#### The data ####

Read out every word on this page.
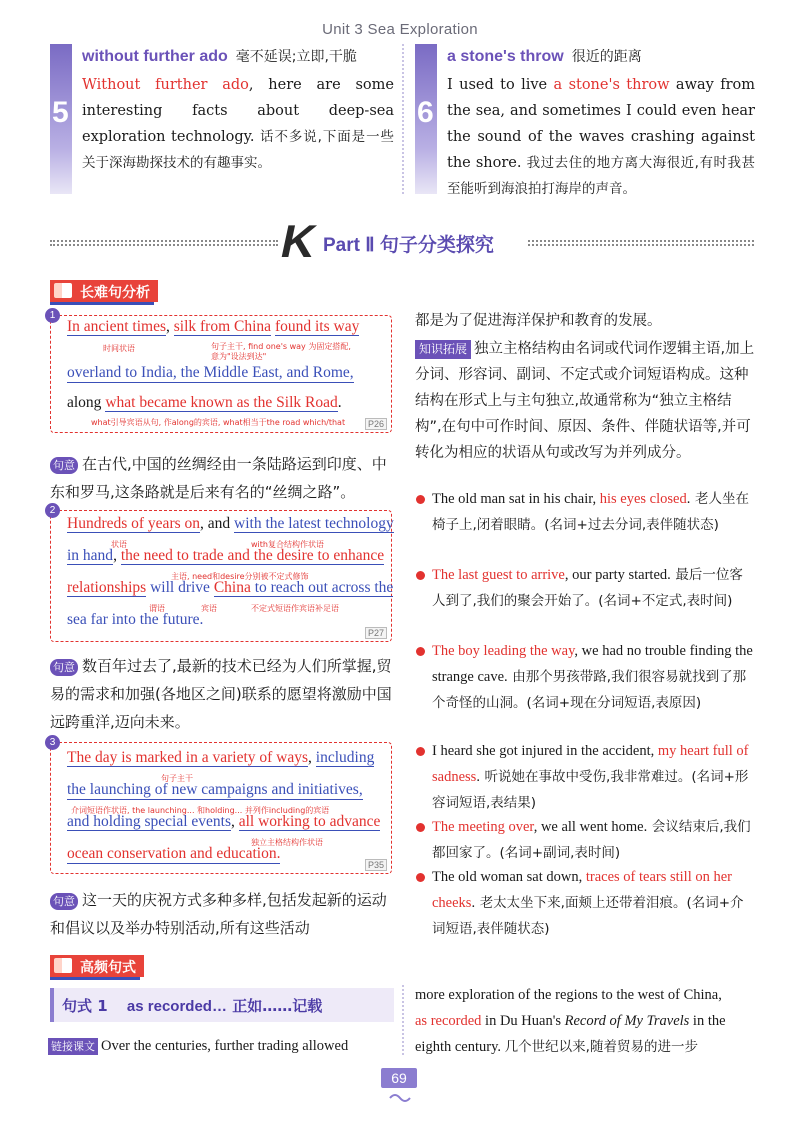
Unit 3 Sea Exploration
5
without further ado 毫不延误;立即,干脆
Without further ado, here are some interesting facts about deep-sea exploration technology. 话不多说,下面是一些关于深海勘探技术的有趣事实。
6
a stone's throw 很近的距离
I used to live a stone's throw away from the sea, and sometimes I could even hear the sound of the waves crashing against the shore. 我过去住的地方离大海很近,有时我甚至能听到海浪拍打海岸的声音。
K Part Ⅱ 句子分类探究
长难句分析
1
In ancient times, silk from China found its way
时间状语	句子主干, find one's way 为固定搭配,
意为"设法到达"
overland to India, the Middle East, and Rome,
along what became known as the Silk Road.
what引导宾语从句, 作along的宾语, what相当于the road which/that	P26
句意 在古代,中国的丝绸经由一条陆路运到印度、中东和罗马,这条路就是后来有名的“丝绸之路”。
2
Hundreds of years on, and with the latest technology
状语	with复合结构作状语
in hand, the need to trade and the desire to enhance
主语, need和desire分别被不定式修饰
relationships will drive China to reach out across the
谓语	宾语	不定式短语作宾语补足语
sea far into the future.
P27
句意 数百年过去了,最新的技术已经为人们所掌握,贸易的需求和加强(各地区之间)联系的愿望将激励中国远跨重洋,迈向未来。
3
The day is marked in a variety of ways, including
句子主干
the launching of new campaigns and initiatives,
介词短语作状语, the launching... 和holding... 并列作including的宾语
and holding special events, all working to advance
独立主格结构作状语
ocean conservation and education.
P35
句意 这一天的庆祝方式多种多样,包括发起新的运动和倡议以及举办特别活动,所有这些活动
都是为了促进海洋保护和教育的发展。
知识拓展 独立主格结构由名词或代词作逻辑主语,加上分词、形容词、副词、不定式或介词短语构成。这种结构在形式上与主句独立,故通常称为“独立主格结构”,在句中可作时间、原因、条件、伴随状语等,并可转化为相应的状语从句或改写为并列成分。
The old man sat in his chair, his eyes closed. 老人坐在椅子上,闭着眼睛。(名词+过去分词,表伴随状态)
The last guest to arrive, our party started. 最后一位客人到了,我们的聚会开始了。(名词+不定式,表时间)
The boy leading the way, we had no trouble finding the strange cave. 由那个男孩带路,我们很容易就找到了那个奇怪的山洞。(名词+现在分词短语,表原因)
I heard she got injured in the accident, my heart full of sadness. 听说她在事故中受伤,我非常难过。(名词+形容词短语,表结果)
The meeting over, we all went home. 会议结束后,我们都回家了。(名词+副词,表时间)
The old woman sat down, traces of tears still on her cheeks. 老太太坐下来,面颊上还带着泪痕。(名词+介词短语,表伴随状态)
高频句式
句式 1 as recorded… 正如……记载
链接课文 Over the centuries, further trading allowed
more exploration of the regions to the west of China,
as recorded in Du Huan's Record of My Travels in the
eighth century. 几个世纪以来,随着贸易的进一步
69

####

[Task goal]
In the records above, how many lines contain the string "further"? State that number only.

[Finished task]
3